WHAT YOU SHOULD DO
Omit the pictures, then reproduce every remaining record exactly.

Data records

####

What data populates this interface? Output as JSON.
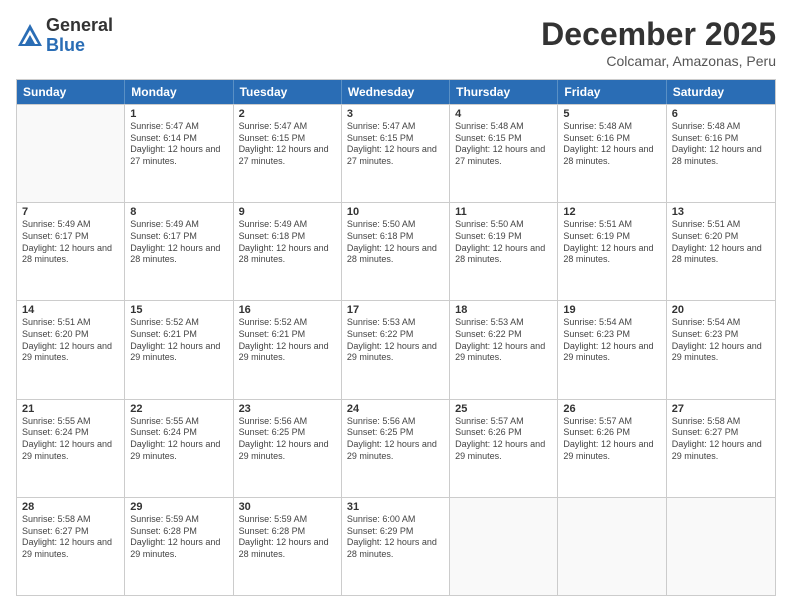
{
  "logo": {
    "general": "General",
    "blue": "Blue"
  },
  "title": "December 2025",
  "subtitle": "Colcamar, Amazonas, Peru",
  "header_days": [
    "Sunday",
    "Monday",
    "Tuesday",
    "Wednesday",
    "Thursday",
    "Friday",
    "Saturday"
  ],
  "weeks": [
    [
      {
        "day": "",
        "info": ""
      },
      {
        "day": "1",
        "info": "Sunrise: 5:47 AM\nSunset: 6:14 PM\nDaylight: 12 hours\nand 27 minutes."
      },
      {
        "day": "2",
        "info": "Sunrise: 5:47 AM\nSunset: 6:15 PM\nDaylight: 12 hours\nand 27 minutes."
      },
      {
        "day": "3",
        "info": "Sunrise: 5:47 AM\nSunset: 6:15 PM\nDaylight: 12 hours\nand 27 minutes."
      },
      {
        "day": "4",
        "info": "Sunrise: 5:48 AM\nSunset: 6:15 PM\nDaylight: 12 hours\nand 27 minutes."
      },
      {
        "day": "5",
        "info": "Sunrise: 5:48 AM\nSunset: 6:16 PM\nDaylight: 12 hours\nand 28 minutes."
      },
      {
        "day": "6",
        "info": "Sunrise: 5:48 AM\nSunset: 6:16 PM\nDaylight: 12 hours\nand 28 minutes."
      }
    ],
    [
      {
        "day": "7",
        "info": "Sunrise: 5:49 AM\nSunset: 6:17 PM\nDaylight: 12 hours\nand 28 minutes."
      },
      {
        "day": "8",
        "info": "Sunrise: 5:49 AM\nSunset: 6:17 PM\nDaylight: 12 hours\nand 28 minutes."
      },
      {
        "day": "9",
        "info": "Sunrise: 5:49 AM\nSunset: 6:18 PM\nDaylight: 12 hours\nand 28 minutes."
      },
      {
        "day": "10",
        "info": "Sunrise: 5:50 AM\nSunset: 6:18 PM\nDaylight: 12 hours\nand 28 minutes."
      },
      {
        "day": "11",
        "info": "Sunrise: 5:50 AM\nSunset: 6:19 PM\nDaylight: 12 hours\nand 28 minutes."
      },
      {
        "day": "12",
        "info": "Sunrise: 5:51 AM\nSunset: 6:19 PM\nDaylight: 12 hours\nand 28 minutes."
      },
      {
        "day": "13",
        "info": "Sunrise: 5:51 AM\nSunset: 6:20 PM\nDaylight: 12 hours\nand 28 minutes."
      }
    ],
    [
      {
        "day": "14",
        "info": "Sunrise: 5:51 AM\nSunset: 6:20 PM\nDaylight: 12 hours\nand 29 minutes."
      },
      {
        "day": "15",
        "info": "Sunrise: 5:52 AM\nSunset: 6:21 PM\nDaylight: 12 hours\nand 29 minutes."
      },
      {
        "day": "16",
        "info": "Sunrise: 5:52 AM\nSunset: 6:21 PM\nDaylight: 12 hours\nand 29 minutes."
      },
      {
        "day": "17",
        "info": "Sunrise: 5:53 AM\nSunset: 6:22 PM\nDaylight: 12 hours\nand 29 minutes."
      },
      {
        "day": "18",
        "info": "Sunrise: 5:53 AM\nSunset: 6:22 PM\nDaylight: 12 hours\nand 29 minutes."
      },
      {
        "day": "19",
        "info": "Sunrise: 5:54 AM\nSunset: 6:23 PM\nDaylight: 12 hours\nand 29 minutes."
      },
      {
        "day": "20",
        "info": "Sunrise: 5:54 AM\nSunset: 6:23 PM\nDaylight: 12 hours\nand 29 minutes."
      }
    ],
    [
      {
        "day": "21",
        "info": "Sunrise: 5:55 AM\nSunset: 6:24 PM\nDaylight: 12 hours\nand 29 minutes."
      },
      {
        "day": "22",
        "info": "Sunrise: 5:55 AM\nSunset: 6:24 PM\nDaylight: 12 hours\nand 29 minutes."
      },
      {
        "day": "23",
        "info": "Sunrise: 5:56 AM\nSunset: 6:25 PM\nDaylight: 12 hours\nand 29 minutes."
      },
      {
        "day": "24",
        "info": "Sunrise: 5:56 AM\nSunset: 6:25 PM\nDaylight: 12 hours\nand 29 minutes."
      },
      {
        "day": "25",
        "info": "Sunrise: 5:57 AM\nSunset: 6:26 PM\nDaylight: 12 hours\nand 29 minutes."
      },
      {
        "day": "26",
        "info": "Sunrise: 5:57 AM\nSunset: 6:26 PM\nDaylight: 12 hours\nand 29 minutes."
      },
      {
        "day": "27",
        "info": "Sunrise: 5:58 AM\nSunset: 6:27 PM\nDaylight: 12 hours\nand 29 minutes."
      }
    ],
    [
      {
        "day": "28",
        "info": "Sunrise: 5:58 AM\nSunset: 6:27 PM\nDaylight: 12 hours\nand 29 minutes."
      },
      {
        "day": "29",
        "info": "Sunrise: 5:59 AM\nSunset: 6:28 PM\nDaylight: 12 hours\nand 29 minutes."
      },
      {
        "day": "30",
        "info": "Sunrise: 5:59 AM\nSunset: 6:28 PM\nDaylight: 12 hours\nand 28 minutes."
      },
      {
        "day": "31",
        "info": "Sunrise: 6:00 AM\nSunset: 6:29 PM\nDaylight: 12 hours\nand 28 minutes."
      },
      {
        "day": "",
        "info": ""
      },
      {
        "day": "",
        "info": ""
      },
      {
        "day": "",
        "info": ""
      }
    ]
  ]
}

####

WRITTEN ANSWER
What data populates this interface? Output as JSON.
{
  "logo": {
    "general": "General",
    "blue": "Blue"
  },
  "title": "December 2025",
  "subtitle": "Colcamar, Amazonas, Peru",
  "header_days": [
    "Sunday",
    "Monday",
    "Tuesday",
    "Wednesday",
    "Thursday",
    "Friday",
    "Saturday"
  ],
  "weeks": [
    [
      {
        "day": "",
        "info": ""
      },
      {
        "day": "1",
        "info": "Sunrise: 5:47 AM\nSunset: 6:14 PM\nDaylight: 12 hours\nand 27 minutes."
      },
      {
        "day": "2",
        "info": "Sunrise: 5:47 AM\nSunset: 6:15 PM\nDaylight: 12 hours\nand 27 minutes."
      },
      {
        "day": "3",
        "info": "Sunrise: 5:47 AM\nSunset: 6:15 PM\nDaylight: 12 hours\nand 27 minutes."
      },
      {
        "day": "4",
        "info": "Sunrise: 5:48 AM\nSunset: 6:15 PM\nDaylight: 12 hours\nand 27 minutes."
      },
      {
        "day": "5",
        "info": "Sunrise: 5:48 AM\nSunset: 6:16 PM\nDaylight: 12 hours\nand 28 minutes."
      },
      {
        "day": "6",
        "info": "Sunrise: 5:48 AM\nSunset: 6:16 PM\nDaylight: 12 hours\nand 28 minutes."
      }
    ],
    [
      {
        "day": "7",
        "info": "Sunrise: 5:49 AM\nSunset: 6:17 PM\nDaylight: 12 hours\nand 28 minutes."
      },
      {
        "day": "8",
        "info": "Sunrise: 5:49 AM\nSunset: 6:17 PM\nDaylight: 12 hours\nand 28 minutes."
      },
      {
        "day": "9",
        "info": "Sunrise: 5:49 AM\nSunset: 6:18 PM\nDaylight: 12 hours\nand 28 minutes."
      },
      {
        "day": "10",
        "info": "Sunrise: 5:50 AM\nSunset: 6:18 PM\nDaylight: 12 hours\nand 28 minutes."
      },
      {
        "day": "11",
        "info": "Sunrise: 5:50 AM\nSunset: 6:19 PM\nDaylight: 12 hours\nand 28 minutes."
      },
      {
        "day": "12",
        "info": "Sunrise: 5:51 AM\nSunset: 6:19 PM\nDaylight: 12 hours\nand 28 minutes."
      },
      {
        "day": "13",
        "info": "Sunrise: 5:51 AM\nSunset: 6:20 PM\nDaylight: 12 hours\nand 28 minutes."
      }
    ],
    [
      {
        "day": "14",
        "info": "Sunrise: 5:51 AM\nSunset: 6:20 PM\nDaylight: 12 hours\nand 29 minutes."
      },
      {
        "day": "15",
        "info": "Sunrise: 5:52 AM\nSunset: 6:21 PM\nDaylight: 12 hours\nand 29 minutes."
      },
      {
        "day": "16",
        "info": "Sunrise: 5:52 AM\nSunset: 6:21 PM\nDaylight: 12 hours\nand 29 minutes."
      },
      {
        "day": "17",
        "info": "Sunrise: 5:53 AM\nSunset: 6:22 PM\nDaylight: 12 hours\nand 29 minutes."
      },
      {
        "day": "18",
        "info": "Sunrise: 5:53 AM\nSunset: 6:22 PM\nDaylight: 12 hours\nand 29 minutes."
      },
      {
        "day": "19",
        "info": "Sunrise: 5:54 AM\nSunset: 6:23 PM\nDaylight: 12 hours\nand 29 minutes."
      },
      {
        "day": "20",
        "info": "Sunrise: 5:54 AM\nSunset: 6:23 PM\nDaylight: 12 hours\nand 29 minutes."
      }
    ],
    [
      {
        "day": "21",
        "info": "Sunrise: 5:55 AM\nSunset: 6:24 PM\nDaylight: 12 hours\nand 29 minutes."
      },
      {
        "day": "22",
        "info": "Sunrise: 5:55 AM\nSunset: 6:24 PM\nDaylight: 12 hours\nand 29 minutes."
      },
      {
        "day": "23",
        "info": "Sunrise: 5:56 AM\nSunset: 6:25 PM\nDaylight: 12 hours\nand 29 minutes."
      },
      {
        "day": "24",
        "info": "Sunrise: 5:56 AM\nSunset: 6:25 PM\nDaylight: 12 hours\nand 29 minutes."
      },
      {
        "day": "25",
        "info": "Sunrise: 5:57 AM\nSunset: 6:26 PM\nDaylight: 12 hours\nand 29 minutes."
      },
      {
        "day": "26",
        "info": "Sunrise: 5:57 AM\nSunset: 6:26 PM\nDaylight: 12 hours\nand 29 minutes."
      },
      {
        "day": "27",
        "info": "Sunrise: 5:58 AM\nSunset: 6:27 PM\nDaylight: 12 hours\nand 29 minutes."
      }
    ],
    [
      {
        "day": "28",
        "info": "Sunrise: 5:58 AM\nSunset: 6:27 PM\nDaylight: 12 hours\nand 29 minutes."
      },
      {
        "day": "29",
        "info": "Sunrise: 5:59 AM\nSunset: 6:28 PM\nDaylight: 12 hours\nand 29 minutes."
      },
      {
        "day": "30",
        "info": "Sunrise: 5:59 AM\nSunset: 6:28 PM\nDaylight: 12 hours\nand 28 minutes."
      },
      {
        "day": "31",
        "info": "Sunrise: 6:00 AM\nSunset: 6:29 PM\nDaylight: 12 hours\nand 28 minutes."
      },
      {
        "day": "",
        "info": ""
      },
      {
        "day": "",
        "info": ""
      },
      {
        "day": "",
        "info": ""
      }
    ]
  ]
}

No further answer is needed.